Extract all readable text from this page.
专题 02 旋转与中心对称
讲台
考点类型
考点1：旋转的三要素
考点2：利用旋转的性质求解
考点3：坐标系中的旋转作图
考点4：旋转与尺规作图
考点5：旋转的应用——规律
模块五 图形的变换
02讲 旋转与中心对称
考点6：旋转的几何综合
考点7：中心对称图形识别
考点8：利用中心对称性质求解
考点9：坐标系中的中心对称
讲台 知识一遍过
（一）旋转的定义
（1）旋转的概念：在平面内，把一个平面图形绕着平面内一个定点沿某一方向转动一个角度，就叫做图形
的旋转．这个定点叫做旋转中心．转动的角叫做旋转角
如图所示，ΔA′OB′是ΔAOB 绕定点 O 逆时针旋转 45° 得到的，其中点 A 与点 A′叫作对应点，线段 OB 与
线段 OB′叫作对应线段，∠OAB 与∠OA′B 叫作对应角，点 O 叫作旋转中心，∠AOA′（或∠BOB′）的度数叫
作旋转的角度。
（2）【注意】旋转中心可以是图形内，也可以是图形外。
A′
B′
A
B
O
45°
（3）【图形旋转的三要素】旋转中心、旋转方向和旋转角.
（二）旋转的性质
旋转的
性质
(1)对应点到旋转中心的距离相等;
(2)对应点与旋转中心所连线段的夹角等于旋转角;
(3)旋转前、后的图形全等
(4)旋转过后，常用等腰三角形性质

..............................

* [Problem description]
Transcribe the entire listing above precisely.

* [Right answer]
Extract all readable text from this page.
专题 02 旋转与中心对称
讲台
考点类型
考点1：旋转的三要素
考点2：利用旋转的性质求解
考点3：坐标系中的旋转作图
考点4：旋转与尺规作图
考点5：旋转的应用——规律
模块五 图形的变换
02讲 旋转与中心对称
考点6：旋转的几何综合
考点7：中心对称图形识别
考点8：利用中心对称性质求解
考点9：坐标系中的中心对称
讲台 知识一遍过
（一）旋转的定义
（1）旋转的概念：在平面内，把一个平面图形绕着平面内一个定点沿某一方向转动一个角度，就叫做图形
的旋转．这个定点叫做旋转中心．转动的角叫做旋转角
如图所示，ΔA′OB′是ΔAOB 绕定点 O 逆时针旋转 45° 得到的，其中点 A 与点 A′叫作对应点，线段 OB 与
线段 OB′叫作对应线段，∠OAB 与∠OA′B 叫作对应角，点 O 叫作旋转中心，∠AOA′（或∠BOB′）的度数叫
作旋转的角度。
（2）【注意】旋转中心可以是图形内，也可以是图形外。
A′
B′
A
B
O
45°
（3）【图形旋转的三要素】旋转中心、旋转方向和旋转角.
（二）旋转的性质
旋转的
性质
(1)对应点到旋转中心的距离相等;
(2)对应点与旋转中心所连线段的夹角等于旋转角;
(3)旋转前、后的图形全等
(4)旋转过后，常用等腰三角形性质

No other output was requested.